_Work instructions_
Reproduce all the lines below exactly and omit the images.

_Items_
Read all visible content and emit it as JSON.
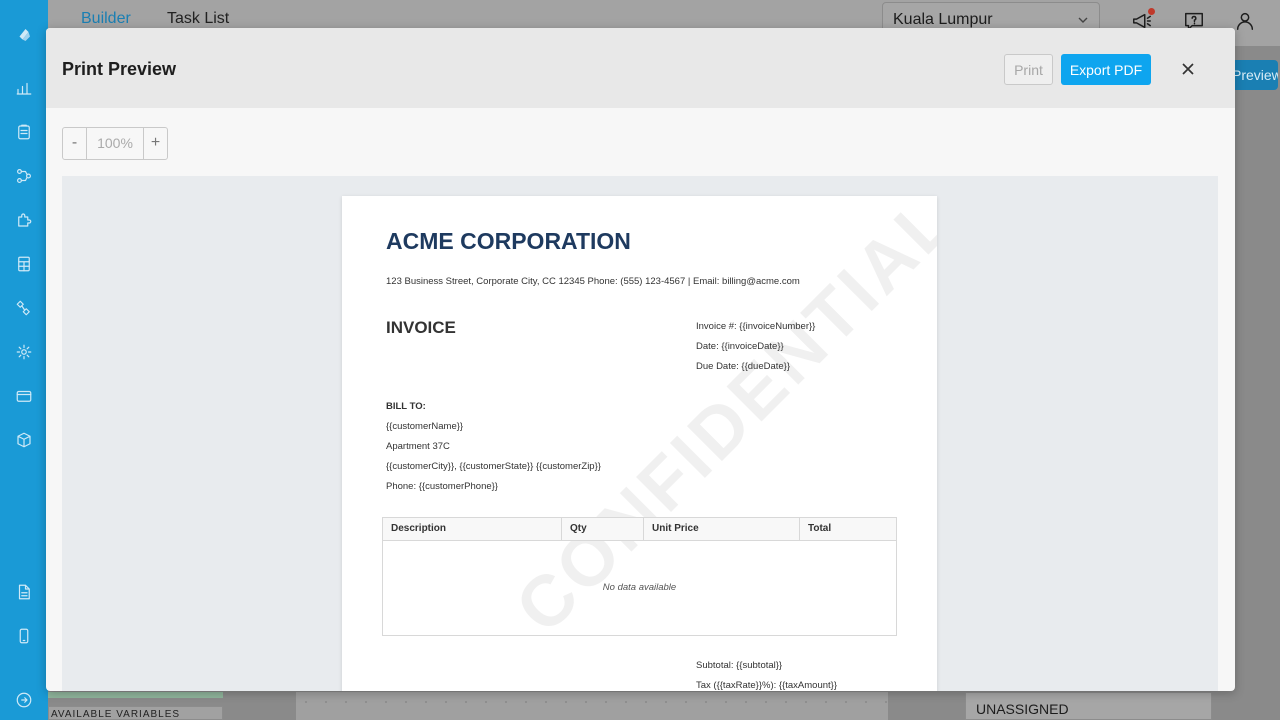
{
  "app": {
    "tabs": [
      "Builder",
      "Task List"
    ],
    "location": "Kuala Lumpur",
    "bg_preview_btn": "Preview",
    "bg_vars_label": "AVAILABLE VARIABLES",
    "bg_assignee": "UNASSIGNED"
  },
  "modal": {
    "title": "Print Preview",
    "print_label": "Print",
    "export_label": "Export PDF",
    "zoom_out": "-",
    "zoom_value": "100%",
    "zoom_in": "+"
  },
  "invoice": {
    "company": "ACME CORPORATION",
    "address": "123 Business Street, Corporate City, CC 12345 Phone: (555) 123-4567 | Email: billing@acme.com",
    "title": "INVOICE",
    "number": "Invoice #: {{invoiceNumber}}",
    "date": "Date: {{invoiceDate}}",
    "due": "Due Date: {{dueDate}}",
    "bill_to_heading": "BILL TO:",
    "bill_to": [
      "{{customerName}}",
      "Apartment 37C",
      "{{customerCity}}, {{customerState}} {{customerZip}}",
      "Phone: {{customerPhone}}"
    ],
    "columns": [
      "Description",
      "Qty",
      "Unit Price",
      "Total"
    ],
    "empty_text": "No data available",
    "subtotal": "Subtotal: {{subtotal}}",
    "tax": "Tax ({{taxRate}}%): {{taxAmount}}",
    "watermark": "CONFIDENTIAL"
  }
}
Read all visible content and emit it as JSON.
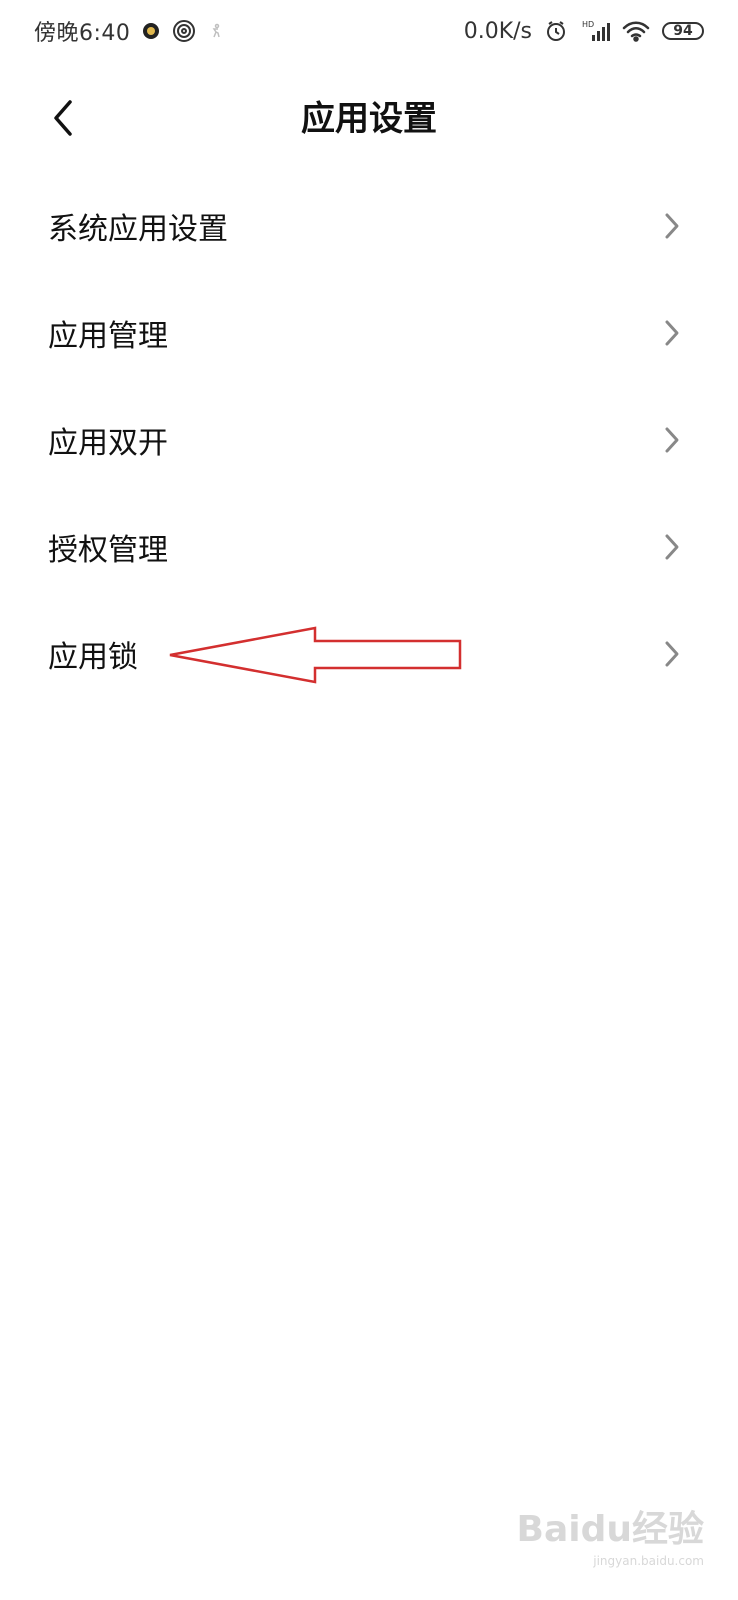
{
  "status_bar": {
    "time": "傍晚6:40",
    "net_speed": "0.0K/s",
    "network_badge": "HD",
    "battery_level": "94"
  },
  "header": {
    "title": "应用设置"
  },
  "menu": {
    "items": [
      {
        "label": "系统应用设置"
      },
      {
        "label": "应用管理"
      },
      {
        "label": "应用双开"
      },
      {
        "label": "授权管理"
      },
      {
        "label": "应用锁"
      }
    ]
  },
  "annotation": {
    "color": "#d32f2f"
  },
  "watermark": {
    "logo_text": "Baidu经验",
    "sub_text": "jingyan.baidu.com"
  }
}
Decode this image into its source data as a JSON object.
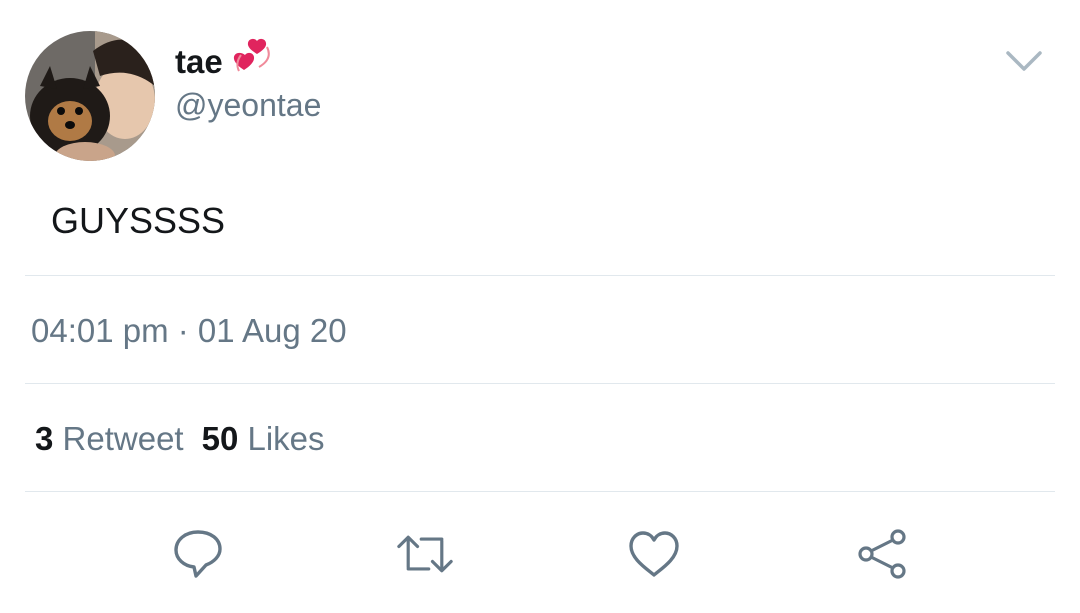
{
  "author": {
    "display_name": "tae",
    "name_emoji": "revolving-hearts-emoji",
    "handle": "@yeontae"
  },
  "tweet": {
    "text": "GUYSSSS",
    "timestamp": "04:01 pm · 01 Aug 20"
  },
  "stats": {
    "retweet_count": "3",
    "retweet_label": "Retweet",
    "like_count": "50",
    "like_label": "Likes"
  },
  "actions": [
    {
      "name": "reply",
      "icon": "speech-bubble-icon"
    },
    {
      "name": "retweet",
      "icon": "retweet-arrows-icon"
    },
    {
      "name": "like",
      "icon": "heart-icon"
    },
    {
      "name": "share",
      "icon": "share-nodes-icon"
    }
  ],
  "colors": {
    "text_primary": "#14171a",
    "text_secondary": "#657786",
    "divider": "#e1e8ed",
    "icon": "#657786",
    "heart_red": "#e0245e"
  }
}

_Solution to this problem_
Read all visible content and emit it as JSON.
{
  "app": {
    "tabs": [
      "Builder",
      "Task List"
    ],
    "location": "Kuala Lumpur",
    "bg_preview_btn": "Preview",
    "bg_vars_label": "AVAILABLE VARIABLES",
    "bg_assignee": "UNASSIGNED"
  },
  "modal": {
    "title": "Print Preview",
    "print_label": "Print",
    "export_label": "Export PDF",
    "zoom_out": "-",
    "zoom_value": "100%",
    "zoom_in": "+"
  },
  "invoice": {
    "company": "ACME CORPORATION",
    "address": "123 Business Street, Corporate City, CC 12345 Phone: (555) 123-4567 | Email: billing@acme.com",
    "title": "INVOICE",
    "number": "Invoice #: {{invoiceNumber}}",
    "date": "Date: {{invoiceDate}}",
    "due": "Due Date: {{dueDate}}",
    "bill_to_heading": "BILL TO:",
    "bill_to": [
      "{{customerName}}",
      "Apartment 37C",
      "{{customerCity}}, {{customerState}} {{customerZip}}",
      "Phone: {{customerPhone}}"
    ],
    "columns": [
      "Description",
      "Qty",
      "Unit Price",
      "Total"
    ],
    "empty_text": "No data available",
    "subtotal": "Subtotal: {{subtotal}}",
    "tax": "Tax ({{taxRate}}%): {{taxAmount}}",
    "watermark": "CONFIDENTIAL"
  }
}
Read all visible content and emit it as JSON.
{
  "status_bar": {
    "time": "傍晚6:40",
    "net_speed": "0.0K/s",
    "network_badge": "HD",
    "battery_level": "94"
  },
  "header": {
    "title": "应用设置"
  },
  "menu": {
    "items": [
      {
        "label": "系统应用设置"
      },
      {
        "label": "应用管理"
      },
      {
        "label": "应用双开"
      },
      {
        "label": "授权管理"
      },
      {
        "label": "应用锁"
      }
    ]
  },
  "annotation": {
    "color": "#d32f2f"
  },
  "watermark": {
    "logo_text": "Baidu经验",
    "sub_text": "jingyan.baidu.com"
  }
}
Decode this image into its source data as a JSON object.
{
  "author": {
    "display_name": "tae",
    "name_emoji": "revolving-hearts-emoji",
    "handle": "@yeontae"
  },
  "tweet": {
    "text": "GUYSSSS",
    "timestamp": "04:01 pm · 01 Aug 20"
  },
  "stats": {
    "retweet_count": "3",
    "retweet_label": "Retweet",
    "like_count": "50",
    "like_label": "Likes"
  },
  "actions": [
    {
      "name": "reply",
      "icon": "speech-bubble-icon"
    },
    {
      "name": "retweet",
      "icon": "retweet-arrows-icon"
    },
    {
      "name": "like",
      "icon": "heart-icon"
    },
    {
      "name": "share",
      "icon": "share-nodes-icon"
    }
  ],
  "colors": {
    "text_primary": "#14171a",
    "text_secondary": "#657786",
    "divider": "#e1e8ed",
    "icon": "#657786",
    "heart_red": "#e0245e"
  }
}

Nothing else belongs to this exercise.